MATERIAL SHOWN |

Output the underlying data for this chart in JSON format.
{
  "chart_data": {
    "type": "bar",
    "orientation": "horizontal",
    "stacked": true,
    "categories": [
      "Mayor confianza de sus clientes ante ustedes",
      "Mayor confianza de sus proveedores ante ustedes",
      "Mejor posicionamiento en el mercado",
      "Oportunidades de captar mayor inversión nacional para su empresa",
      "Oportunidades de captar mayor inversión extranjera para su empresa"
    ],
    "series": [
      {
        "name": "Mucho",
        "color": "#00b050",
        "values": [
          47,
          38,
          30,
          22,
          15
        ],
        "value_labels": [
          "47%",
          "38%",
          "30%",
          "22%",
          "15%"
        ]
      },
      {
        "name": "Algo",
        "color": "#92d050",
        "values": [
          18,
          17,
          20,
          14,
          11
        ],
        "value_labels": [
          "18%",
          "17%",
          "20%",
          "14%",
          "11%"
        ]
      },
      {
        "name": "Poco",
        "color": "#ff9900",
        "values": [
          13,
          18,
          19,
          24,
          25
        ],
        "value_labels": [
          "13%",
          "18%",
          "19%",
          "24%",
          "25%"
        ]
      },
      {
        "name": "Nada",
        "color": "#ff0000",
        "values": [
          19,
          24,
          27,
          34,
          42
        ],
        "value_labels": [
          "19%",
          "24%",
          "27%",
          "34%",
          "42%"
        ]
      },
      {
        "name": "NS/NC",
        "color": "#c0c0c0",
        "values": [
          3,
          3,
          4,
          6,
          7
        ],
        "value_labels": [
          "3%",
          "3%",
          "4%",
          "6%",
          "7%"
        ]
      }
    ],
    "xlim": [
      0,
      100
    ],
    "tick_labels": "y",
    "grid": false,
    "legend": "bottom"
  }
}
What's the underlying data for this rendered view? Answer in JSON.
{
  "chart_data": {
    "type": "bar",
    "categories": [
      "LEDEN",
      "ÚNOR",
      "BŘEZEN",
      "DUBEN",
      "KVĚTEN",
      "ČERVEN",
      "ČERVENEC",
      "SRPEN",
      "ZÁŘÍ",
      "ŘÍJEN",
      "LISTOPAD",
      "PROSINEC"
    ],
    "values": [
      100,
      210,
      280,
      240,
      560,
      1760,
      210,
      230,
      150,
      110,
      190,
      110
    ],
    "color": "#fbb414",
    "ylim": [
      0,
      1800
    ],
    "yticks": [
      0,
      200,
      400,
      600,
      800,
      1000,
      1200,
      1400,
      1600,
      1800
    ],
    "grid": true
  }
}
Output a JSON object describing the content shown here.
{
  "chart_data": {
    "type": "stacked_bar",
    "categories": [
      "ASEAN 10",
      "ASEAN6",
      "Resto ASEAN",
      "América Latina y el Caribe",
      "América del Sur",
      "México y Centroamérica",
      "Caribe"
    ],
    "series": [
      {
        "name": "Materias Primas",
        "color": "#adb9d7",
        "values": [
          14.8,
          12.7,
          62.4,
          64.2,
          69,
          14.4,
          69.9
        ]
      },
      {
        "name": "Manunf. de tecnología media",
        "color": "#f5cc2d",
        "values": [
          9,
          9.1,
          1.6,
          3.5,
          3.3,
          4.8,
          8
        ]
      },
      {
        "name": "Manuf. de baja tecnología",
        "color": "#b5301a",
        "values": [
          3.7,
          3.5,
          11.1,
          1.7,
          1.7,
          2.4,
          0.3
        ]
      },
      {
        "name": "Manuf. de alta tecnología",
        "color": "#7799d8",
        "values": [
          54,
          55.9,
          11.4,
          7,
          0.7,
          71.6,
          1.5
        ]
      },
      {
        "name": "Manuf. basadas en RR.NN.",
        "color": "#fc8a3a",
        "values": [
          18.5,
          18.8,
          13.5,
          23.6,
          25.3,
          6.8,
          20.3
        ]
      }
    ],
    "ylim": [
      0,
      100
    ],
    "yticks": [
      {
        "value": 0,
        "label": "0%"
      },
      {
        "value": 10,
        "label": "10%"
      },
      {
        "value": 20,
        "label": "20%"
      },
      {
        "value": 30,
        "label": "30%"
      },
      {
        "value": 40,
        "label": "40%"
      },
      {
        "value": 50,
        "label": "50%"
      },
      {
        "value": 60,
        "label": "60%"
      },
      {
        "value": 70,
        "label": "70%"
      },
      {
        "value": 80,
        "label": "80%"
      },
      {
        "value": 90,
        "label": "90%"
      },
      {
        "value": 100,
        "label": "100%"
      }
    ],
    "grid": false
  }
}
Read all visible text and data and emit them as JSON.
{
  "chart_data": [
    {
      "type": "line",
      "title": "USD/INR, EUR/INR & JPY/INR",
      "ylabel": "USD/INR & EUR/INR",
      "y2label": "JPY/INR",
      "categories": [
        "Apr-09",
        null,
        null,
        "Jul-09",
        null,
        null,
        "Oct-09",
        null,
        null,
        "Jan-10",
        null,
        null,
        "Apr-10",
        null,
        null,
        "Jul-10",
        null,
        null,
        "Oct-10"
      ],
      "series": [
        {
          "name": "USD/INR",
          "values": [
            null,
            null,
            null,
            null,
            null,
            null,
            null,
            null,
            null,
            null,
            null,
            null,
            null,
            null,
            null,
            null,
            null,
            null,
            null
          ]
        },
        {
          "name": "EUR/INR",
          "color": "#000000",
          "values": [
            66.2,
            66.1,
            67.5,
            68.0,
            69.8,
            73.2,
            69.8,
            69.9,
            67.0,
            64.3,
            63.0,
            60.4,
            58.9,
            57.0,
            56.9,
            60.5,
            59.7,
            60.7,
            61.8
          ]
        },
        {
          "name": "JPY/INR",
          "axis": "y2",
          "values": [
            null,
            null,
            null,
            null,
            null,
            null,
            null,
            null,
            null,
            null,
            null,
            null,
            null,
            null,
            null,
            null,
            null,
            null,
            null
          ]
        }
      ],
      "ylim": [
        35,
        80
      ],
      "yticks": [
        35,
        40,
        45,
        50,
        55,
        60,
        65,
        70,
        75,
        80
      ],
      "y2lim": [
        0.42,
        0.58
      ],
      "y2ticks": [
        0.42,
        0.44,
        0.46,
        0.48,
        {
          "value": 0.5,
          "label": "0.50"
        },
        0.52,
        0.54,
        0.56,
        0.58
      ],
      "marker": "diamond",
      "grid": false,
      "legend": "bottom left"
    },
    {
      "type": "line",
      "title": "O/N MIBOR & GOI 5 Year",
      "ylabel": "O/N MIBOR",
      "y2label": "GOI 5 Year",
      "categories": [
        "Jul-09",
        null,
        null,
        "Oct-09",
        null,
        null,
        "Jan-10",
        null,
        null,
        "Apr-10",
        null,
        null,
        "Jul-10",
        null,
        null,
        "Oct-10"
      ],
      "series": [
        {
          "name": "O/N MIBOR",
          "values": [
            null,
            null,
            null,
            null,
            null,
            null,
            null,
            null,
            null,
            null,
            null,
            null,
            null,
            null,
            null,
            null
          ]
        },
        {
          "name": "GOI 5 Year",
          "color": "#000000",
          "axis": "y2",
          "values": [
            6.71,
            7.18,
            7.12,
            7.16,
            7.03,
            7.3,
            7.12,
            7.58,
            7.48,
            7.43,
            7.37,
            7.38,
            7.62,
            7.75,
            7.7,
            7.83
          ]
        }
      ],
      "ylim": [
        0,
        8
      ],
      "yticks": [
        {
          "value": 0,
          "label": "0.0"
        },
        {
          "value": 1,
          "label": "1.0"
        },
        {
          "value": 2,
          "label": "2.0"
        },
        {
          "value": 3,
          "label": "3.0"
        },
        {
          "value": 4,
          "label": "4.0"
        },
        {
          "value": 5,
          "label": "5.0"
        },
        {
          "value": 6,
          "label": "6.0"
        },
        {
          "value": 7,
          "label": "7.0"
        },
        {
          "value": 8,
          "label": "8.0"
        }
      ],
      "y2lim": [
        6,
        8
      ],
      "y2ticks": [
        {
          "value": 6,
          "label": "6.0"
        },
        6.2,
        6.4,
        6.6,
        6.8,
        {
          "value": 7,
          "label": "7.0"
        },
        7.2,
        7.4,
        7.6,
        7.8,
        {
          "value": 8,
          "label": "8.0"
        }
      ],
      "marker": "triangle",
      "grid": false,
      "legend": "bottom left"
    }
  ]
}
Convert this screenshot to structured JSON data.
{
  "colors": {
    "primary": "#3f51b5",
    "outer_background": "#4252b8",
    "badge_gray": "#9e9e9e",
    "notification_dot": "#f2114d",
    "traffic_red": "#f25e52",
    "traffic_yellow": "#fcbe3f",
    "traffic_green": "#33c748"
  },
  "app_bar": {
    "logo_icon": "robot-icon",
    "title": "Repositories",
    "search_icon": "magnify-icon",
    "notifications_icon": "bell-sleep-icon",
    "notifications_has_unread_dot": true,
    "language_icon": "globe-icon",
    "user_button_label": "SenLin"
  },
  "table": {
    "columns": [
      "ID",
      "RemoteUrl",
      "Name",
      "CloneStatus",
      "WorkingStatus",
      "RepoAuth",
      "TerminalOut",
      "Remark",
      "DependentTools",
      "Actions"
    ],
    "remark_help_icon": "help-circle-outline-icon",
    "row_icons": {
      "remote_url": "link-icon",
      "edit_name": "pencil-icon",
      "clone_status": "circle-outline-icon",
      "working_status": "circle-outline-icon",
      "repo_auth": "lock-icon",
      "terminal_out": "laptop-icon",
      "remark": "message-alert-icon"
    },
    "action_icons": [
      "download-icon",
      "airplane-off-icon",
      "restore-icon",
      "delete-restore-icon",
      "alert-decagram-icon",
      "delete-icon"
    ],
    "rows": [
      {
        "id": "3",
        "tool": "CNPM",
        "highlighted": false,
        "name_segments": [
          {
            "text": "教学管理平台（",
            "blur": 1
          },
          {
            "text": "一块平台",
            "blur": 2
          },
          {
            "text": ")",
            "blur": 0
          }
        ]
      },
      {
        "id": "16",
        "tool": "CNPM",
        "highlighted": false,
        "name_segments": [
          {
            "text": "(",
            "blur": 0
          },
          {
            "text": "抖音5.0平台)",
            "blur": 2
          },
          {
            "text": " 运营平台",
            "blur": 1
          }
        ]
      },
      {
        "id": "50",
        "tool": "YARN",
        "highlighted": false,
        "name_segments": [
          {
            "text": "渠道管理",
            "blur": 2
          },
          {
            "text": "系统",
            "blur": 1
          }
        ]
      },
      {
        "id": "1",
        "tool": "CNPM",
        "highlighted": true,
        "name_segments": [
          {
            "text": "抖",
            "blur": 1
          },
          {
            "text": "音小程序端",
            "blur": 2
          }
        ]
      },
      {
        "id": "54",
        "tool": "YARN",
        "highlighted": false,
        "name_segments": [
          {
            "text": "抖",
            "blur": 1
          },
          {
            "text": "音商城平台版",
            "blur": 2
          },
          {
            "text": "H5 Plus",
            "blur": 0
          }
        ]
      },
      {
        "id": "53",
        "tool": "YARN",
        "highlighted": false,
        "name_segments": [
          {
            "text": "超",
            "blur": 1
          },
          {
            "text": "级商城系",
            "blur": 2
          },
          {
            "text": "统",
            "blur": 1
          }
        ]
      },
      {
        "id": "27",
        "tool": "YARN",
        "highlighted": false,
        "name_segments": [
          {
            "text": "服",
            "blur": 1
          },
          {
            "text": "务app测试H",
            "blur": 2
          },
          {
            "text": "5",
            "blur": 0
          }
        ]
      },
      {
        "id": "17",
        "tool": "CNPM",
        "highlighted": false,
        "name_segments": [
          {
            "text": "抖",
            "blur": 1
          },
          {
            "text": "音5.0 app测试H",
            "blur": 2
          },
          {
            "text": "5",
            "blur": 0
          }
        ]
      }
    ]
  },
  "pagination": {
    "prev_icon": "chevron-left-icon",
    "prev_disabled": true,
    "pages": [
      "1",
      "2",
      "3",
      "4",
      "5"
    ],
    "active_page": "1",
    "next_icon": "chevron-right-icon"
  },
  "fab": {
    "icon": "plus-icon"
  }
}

TASK STATEMENT | Filter the records above for "para" and copy every matching line.

EXERCISE SOLUTION |
      "Oportunidades de captar mayor inversión nacional para su empresa",
      "Oportunidades de captar mayor inversión extranjera para su empresa"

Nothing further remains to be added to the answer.